* [The exercise]: Identify the lines bearing the string "mässig" and gather them.

* [Material for this task]:
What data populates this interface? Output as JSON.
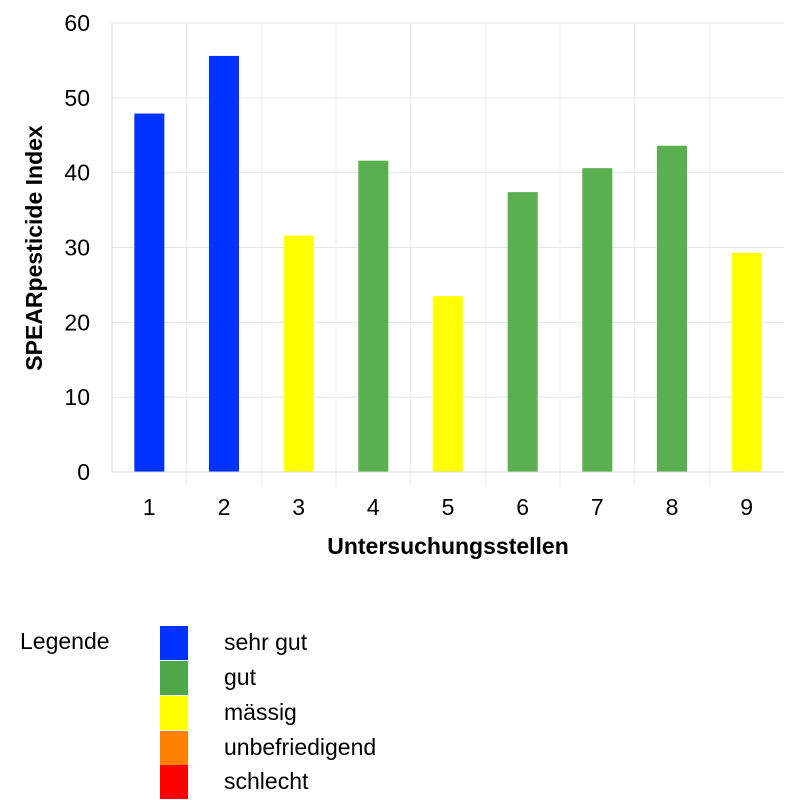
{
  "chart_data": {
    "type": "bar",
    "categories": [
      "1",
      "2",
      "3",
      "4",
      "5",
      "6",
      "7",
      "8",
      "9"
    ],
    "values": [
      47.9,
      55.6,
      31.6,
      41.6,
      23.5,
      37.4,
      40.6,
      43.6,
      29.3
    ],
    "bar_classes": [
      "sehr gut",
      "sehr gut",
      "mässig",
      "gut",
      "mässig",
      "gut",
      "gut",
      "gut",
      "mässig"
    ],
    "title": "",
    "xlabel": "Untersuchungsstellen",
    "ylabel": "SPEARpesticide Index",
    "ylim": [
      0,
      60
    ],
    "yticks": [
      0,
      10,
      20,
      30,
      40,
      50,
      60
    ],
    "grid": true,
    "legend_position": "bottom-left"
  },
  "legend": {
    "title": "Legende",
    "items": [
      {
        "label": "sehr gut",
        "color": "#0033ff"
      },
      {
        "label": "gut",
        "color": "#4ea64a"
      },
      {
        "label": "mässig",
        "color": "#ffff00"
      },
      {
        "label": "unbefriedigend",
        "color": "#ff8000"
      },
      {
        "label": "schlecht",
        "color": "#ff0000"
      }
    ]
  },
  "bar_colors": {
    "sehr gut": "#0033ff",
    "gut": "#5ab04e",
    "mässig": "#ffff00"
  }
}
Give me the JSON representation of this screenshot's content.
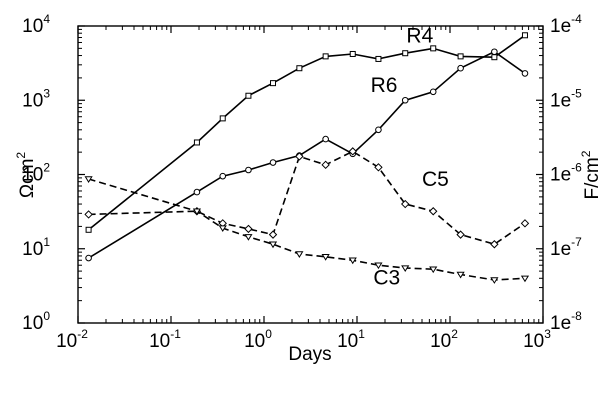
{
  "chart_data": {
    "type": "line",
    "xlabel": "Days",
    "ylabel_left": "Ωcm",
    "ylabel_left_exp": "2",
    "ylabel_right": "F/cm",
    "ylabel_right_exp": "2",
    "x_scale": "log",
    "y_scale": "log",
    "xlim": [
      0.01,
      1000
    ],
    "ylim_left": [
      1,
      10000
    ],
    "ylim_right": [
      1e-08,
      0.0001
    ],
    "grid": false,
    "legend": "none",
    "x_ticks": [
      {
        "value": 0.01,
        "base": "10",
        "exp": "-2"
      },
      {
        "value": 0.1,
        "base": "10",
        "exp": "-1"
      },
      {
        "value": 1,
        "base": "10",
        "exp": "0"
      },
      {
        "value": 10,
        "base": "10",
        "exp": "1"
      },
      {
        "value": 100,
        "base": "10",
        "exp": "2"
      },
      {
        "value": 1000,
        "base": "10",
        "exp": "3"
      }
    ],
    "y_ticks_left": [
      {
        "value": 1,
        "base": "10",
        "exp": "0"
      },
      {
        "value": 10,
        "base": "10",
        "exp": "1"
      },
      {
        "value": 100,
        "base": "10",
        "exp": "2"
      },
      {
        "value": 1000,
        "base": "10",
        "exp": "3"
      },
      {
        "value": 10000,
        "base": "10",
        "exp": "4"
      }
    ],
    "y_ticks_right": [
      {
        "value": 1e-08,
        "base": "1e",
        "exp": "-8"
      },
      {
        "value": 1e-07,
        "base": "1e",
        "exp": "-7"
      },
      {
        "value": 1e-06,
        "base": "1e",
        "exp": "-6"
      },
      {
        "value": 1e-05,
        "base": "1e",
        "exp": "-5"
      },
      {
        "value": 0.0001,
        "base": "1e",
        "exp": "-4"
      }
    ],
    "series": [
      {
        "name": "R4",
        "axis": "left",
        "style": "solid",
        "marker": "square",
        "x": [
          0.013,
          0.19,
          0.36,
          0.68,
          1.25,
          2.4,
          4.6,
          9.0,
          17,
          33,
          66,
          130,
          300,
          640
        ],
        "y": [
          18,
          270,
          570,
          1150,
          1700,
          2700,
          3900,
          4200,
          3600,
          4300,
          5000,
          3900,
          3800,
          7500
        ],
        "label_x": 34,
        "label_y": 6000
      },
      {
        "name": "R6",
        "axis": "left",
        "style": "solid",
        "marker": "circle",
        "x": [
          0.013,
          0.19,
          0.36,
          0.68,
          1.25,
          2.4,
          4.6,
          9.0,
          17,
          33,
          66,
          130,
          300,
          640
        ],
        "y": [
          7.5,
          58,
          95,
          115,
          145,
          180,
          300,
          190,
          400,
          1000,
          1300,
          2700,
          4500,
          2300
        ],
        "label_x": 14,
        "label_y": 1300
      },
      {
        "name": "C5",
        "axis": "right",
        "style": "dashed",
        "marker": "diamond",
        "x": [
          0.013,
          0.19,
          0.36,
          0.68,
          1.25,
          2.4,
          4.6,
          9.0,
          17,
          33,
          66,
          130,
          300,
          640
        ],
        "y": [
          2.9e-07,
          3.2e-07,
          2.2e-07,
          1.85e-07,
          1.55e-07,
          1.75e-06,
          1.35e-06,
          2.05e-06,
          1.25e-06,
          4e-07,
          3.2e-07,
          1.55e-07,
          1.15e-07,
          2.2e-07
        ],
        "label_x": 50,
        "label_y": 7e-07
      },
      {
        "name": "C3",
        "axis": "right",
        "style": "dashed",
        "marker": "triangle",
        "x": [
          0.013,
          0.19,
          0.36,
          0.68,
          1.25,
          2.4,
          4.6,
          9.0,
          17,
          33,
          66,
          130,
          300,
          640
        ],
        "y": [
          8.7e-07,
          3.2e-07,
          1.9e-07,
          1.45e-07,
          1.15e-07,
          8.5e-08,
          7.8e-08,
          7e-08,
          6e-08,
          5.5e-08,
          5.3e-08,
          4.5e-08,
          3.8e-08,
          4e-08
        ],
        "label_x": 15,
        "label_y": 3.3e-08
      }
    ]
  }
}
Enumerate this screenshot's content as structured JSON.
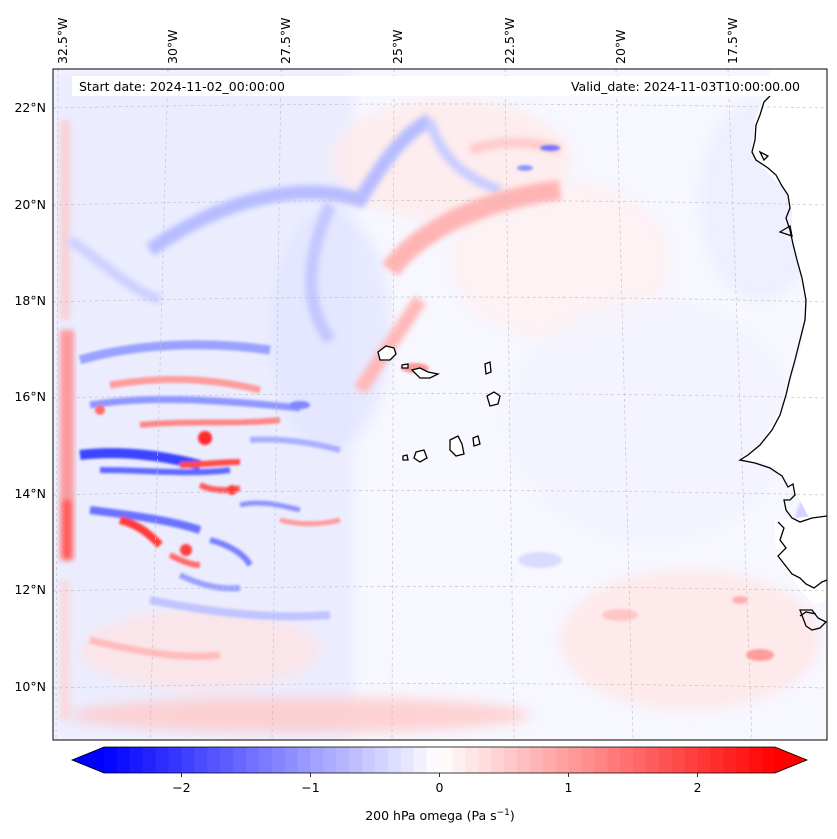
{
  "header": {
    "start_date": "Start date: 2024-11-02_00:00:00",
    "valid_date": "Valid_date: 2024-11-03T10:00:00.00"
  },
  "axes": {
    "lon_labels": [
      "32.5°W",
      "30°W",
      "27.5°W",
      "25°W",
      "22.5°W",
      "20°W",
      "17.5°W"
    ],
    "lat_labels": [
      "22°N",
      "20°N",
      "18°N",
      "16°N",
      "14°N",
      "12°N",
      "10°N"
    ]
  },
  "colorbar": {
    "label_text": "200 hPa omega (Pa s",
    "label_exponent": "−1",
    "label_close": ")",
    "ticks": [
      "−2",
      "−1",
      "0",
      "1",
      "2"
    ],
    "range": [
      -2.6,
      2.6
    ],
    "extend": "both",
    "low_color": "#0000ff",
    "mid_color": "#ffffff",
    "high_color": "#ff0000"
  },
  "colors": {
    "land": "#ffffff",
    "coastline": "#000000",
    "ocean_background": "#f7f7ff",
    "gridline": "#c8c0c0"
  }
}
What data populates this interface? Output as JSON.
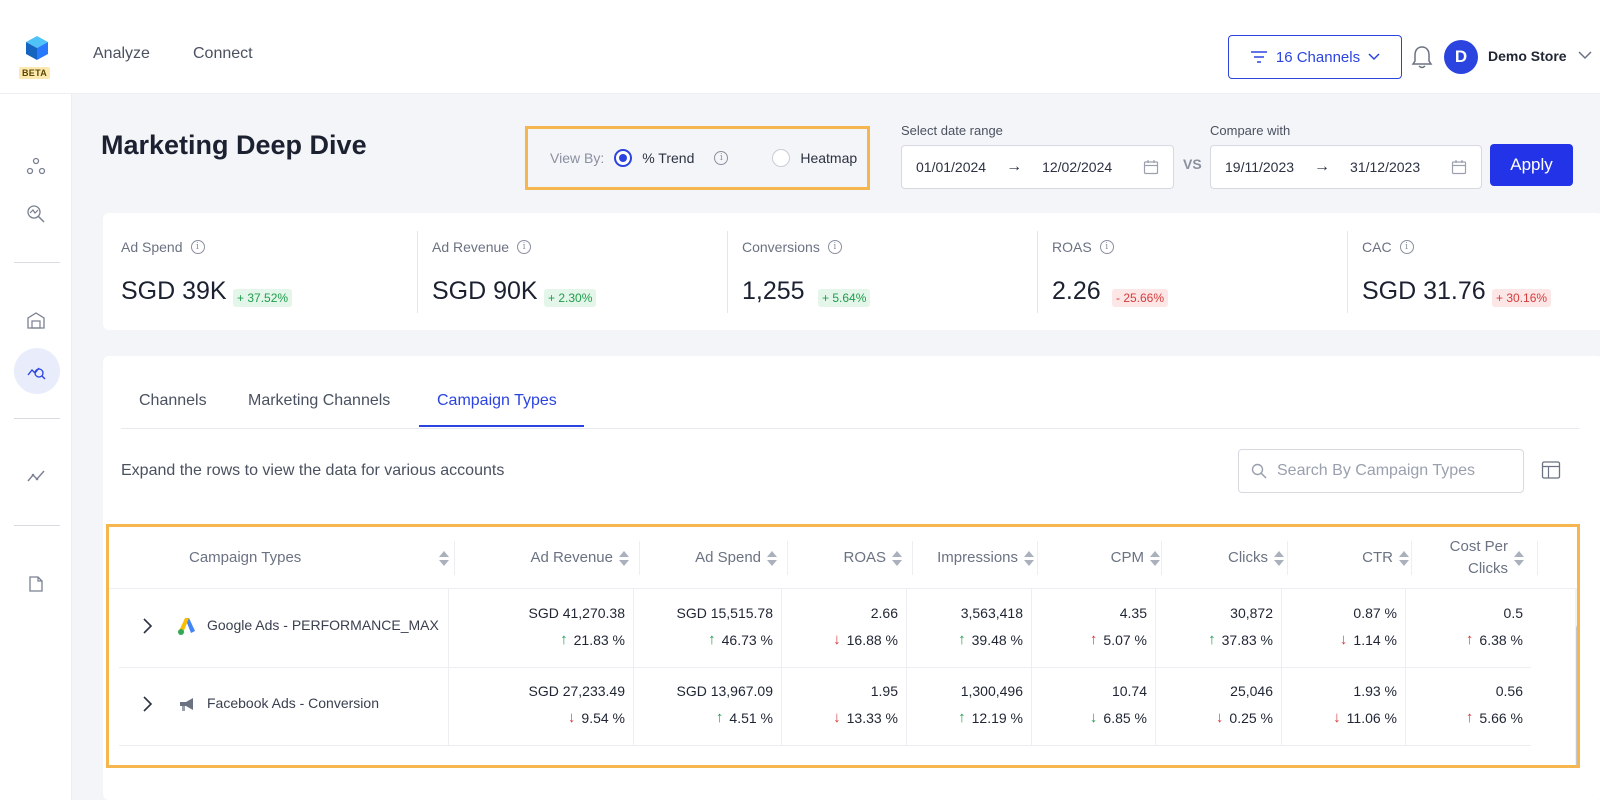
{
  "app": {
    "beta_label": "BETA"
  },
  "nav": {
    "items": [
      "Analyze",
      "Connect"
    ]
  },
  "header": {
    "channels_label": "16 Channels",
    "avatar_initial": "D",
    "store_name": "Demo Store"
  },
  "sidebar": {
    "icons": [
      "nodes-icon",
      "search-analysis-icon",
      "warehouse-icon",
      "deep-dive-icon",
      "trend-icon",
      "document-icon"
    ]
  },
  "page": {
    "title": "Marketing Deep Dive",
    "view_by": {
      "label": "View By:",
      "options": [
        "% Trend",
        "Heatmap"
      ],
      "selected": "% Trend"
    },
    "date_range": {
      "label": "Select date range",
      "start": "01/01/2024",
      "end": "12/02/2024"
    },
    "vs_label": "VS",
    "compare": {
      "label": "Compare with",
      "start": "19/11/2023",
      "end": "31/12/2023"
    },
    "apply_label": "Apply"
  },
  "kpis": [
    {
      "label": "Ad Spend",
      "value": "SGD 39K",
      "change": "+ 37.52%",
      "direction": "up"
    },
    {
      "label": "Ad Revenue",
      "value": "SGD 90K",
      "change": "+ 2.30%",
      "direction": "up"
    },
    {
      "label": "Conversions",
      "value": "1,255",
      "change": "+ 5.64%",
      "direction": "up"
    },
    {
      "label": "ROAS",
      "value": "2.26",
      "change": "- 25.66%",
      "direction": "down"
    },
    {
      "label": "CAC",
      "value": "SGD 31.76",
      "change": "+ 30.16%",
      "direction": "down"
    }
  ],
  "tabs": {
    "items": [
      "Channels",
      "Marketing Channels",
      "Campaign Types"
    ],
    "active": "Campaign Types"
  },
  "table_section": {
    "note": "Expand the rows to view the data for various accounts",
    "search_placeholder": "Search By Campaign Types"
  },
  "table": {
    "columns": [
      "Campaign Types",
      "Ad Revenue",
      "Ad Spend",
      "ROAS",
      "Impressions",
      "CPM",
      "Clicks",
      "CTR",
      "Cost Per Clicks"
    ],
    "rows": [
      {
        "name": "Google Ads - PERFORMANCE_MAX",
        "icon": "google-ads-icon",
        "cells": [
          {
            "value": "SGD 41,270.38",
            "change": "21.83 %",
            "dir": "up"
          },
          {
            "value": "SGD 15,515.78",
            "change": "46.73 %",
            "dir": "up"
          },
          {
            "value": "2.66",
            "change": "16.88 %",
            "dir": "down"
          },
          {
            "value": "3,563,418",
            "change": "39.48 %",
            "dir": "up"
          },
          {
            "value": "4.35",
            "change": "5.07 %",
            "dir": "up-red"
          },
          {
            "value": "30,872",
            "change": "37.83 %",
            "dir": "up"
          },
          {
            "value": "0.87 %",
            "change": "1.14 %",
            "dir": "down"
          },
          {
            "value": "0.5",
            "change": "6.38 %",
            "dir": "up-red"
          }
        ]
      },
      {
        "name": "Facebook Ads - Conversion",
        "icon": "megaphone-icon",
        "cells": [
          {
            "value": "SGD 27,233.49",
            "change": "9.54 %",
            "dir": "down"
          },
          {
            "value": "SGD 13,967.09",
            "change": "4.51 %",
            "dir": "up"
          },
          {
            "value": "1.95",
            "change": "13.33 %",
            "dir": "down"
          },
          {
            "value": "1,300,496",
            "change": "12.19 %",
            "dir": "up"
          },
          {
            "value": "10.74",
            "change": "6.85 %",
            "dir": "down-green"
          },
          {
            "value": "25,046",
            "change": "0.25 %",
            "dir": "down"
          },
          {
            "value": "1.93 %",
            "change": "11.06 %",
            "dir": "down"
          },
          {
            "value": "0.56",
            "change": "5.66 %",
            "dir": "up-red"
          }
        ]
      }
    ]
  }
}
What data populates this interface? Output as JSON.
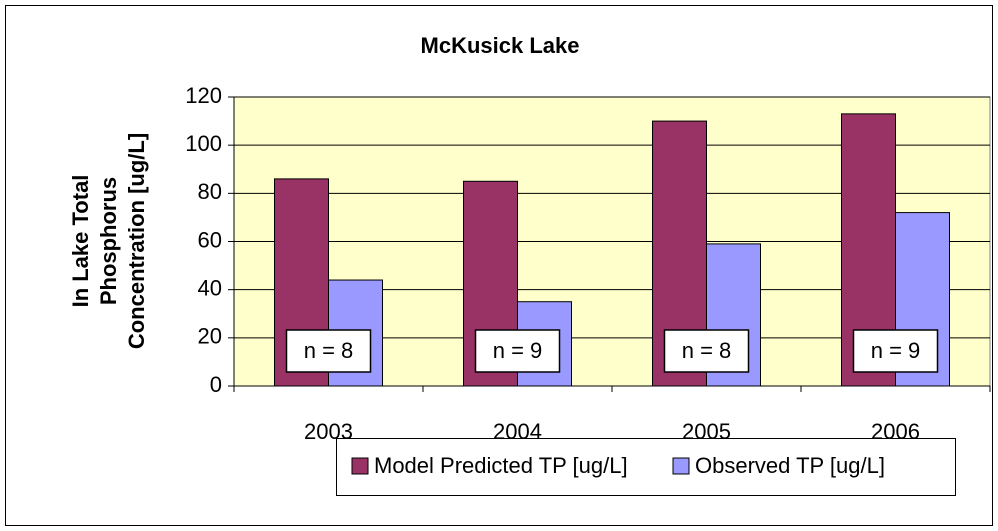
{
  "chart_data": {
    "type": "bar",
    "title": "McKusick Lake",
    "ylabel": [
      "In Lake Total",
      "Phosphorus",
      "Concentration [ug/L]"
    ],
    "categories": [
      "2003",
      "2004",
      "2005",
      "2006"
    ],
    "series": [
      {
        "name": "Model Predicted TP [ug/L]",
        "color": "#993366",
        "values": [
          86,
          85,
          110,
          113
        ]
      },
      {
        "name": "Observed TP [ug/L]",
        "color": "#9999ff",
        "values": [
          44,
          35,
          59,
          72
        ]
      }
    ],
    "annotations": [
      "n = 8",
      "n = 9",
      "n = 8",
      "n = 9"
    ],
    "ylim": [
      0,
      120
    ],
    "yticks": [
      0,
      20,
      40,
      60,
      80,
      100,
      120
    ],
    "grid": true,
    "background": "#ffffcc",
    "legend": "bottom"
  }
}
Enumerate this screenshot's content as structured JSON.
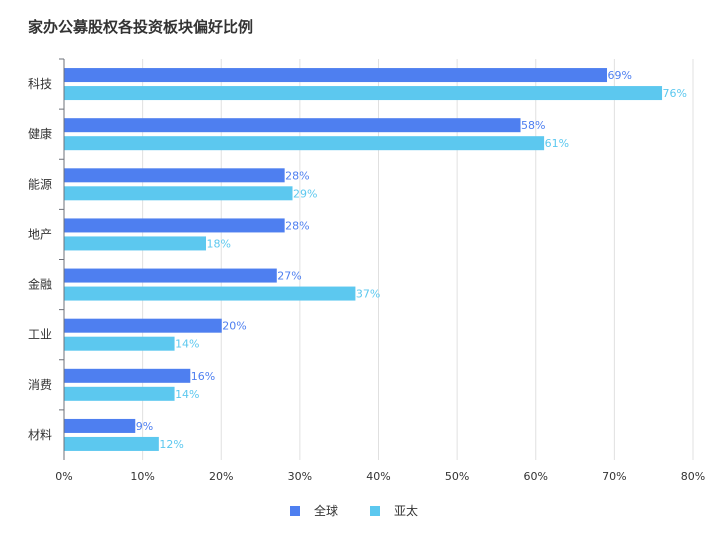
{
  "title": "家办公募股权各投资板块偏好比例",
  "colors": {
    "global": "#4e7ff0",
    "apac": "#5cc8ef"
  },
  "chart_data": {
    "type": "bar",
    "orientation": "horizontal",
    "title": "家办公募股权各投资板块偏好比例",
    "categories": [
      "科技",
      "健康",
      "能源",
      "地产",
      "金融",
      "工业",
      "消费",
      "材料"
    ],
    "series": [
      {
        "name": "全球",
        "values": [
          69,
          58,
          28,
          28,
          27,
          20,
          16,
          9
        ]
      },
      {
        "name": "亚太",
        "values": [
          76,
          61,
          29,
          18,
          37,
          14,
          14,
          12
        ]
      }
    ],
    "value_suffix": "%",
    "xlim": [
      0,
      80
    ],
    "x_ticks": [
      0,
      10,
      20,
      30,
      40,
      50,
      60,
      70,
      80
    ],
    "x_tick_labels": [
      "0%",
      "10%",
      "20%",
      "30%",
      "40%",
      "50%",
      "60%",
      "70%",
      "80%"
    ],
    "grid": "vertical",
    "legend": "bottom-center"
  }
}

* [Full answer]:
      "mässig",
      "mässig",
      "mässig"
        "label": "mässig",
    "mässig": "#ffff00"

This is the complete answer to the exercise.